SUPPLIED MATERIAL ->
'''

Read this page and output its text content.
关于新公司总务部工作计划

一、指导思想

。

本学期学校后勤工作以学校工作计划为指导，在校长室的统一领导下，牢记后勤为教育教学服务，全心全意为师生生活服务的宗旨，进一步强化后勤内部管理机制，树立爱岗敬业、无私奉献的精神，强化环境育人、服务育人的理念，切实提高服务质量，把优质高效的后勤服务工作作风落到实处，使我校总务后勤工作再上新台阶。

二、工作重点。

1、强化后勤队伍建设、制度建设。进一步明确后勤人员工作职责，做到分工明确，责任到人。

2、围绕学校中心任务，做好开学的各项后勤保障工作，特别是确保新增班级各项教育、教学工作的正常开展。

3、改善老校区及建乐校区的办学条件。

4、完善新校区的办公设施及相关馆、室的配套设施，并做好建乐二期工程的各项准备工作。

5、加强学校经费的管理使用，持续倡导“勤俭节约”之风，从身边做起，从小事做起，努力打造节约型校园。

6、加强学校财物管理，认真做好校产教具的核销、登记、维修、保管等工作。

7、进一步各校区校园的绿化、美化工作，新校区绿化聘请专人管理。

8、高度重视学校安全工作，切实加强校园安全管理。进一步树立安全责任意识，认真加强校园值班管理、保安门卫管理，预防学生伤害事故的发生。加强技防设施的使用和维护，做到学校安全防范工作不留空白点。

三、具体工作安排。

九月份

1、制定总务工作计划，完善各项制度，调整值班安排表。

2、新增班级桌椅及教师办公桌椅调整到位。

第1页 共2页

'''

WORK TO COMPLETE ->
Transcribe the data. Leave every line exactly as it is.

SOLUTION BELOW ->
Read this page and output its text content.
关于新公司总务部工作计划

一、指导思想

。

本学期学校后勤工作以学校工作计划为指导，在校长室的统一领导下，牢记后勤为教育教学服务，全心全意为师生生活服务的宗旨，进一步强化后勤内部管理机制，树立爱岗敬业、无私奉献的精神，强化环境育人、服务育人的理念，切实提高服务质量，把优质高效的后勤服务工作作风落到实处，使我校总务后勤工作再上新台阶。

二、工作重点。

1、强化后勤队伍建设、制度建设。进一步明确后勤人员工作职责，做到分工明确，责任到人。

2、围绕学校中心任务，做好开学的各项后勤保障工作，特别是确保新增班级各项教育、教学工作的正常开展。

3、改善老校区及建乐校区的办学条件。

4、完善新校区的办公设施及相关馆、室的配套设施，并做好建乐二期工程的各项准备工作。

5、加强学校经费的管理使用，持续倡导“勤俭节约”之风，从身边做起，从小事做起，努力打造节约型校园。

6、加强学校财物管理，认真做好校产教具的核销、登记、维修、保管等工作。

7、进一步各校区校园的绿化、美化工作，新校区绿化聘请专人管理。

8、高度重视学校安全工作，切实加强校园安全管理。进一步树立安全责任意识，认真加强校园值班管理、保安门卫管理，预防学生伤害事故的发生。加强技防设施的使用和维护，做到学校安全防范工作不留空白点。

三、具体工作安排。

九月份

1、制定总务工作计划，完善各项制度，调整值班安排表。

2、新增班级桌椅及教师办公桌椅调整到位。

第1页 共2页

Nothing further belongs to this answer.